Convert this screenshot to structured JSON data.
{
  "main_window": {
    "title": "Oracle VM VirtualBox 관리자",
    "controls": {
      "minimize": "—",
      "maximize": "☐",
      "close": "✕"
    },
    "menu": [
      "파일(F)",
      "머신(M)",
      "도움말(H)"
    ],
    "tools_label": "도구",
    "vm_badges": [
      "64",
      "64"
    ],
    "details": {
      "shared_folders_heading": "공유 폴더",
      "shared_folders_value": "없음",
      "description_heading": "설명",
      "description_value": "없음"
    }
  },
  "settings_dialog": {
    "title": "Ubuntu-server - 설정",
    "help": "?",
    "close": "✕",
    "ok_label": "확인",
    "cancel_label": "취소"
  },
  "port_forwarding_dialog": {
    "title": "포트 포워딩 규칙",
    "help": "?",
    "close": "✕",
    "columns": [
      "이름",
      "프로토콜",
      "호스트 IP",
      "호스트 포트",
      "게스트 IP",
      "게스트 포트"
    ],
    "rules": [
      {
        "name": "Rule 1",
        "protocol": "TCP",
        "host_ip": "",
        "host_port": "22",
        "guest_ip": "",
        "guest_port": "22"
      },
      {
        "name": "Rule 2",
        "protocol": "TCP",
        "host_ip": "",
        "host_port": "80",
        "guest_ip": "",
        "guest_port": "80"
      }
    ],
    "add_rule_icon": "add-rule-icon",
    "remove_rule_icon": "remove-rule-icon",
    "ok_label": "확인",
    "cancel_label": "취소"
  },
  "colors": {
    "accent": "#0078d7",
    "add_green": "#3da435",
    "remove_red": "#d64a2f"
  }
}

———

Problem description: Scan the lines for the string "icon". Pick out every line that has it.

Task response:
    "add_rule_icon": "add-rule-icon",
    "remove_rule_icon": "remove-rule-icon",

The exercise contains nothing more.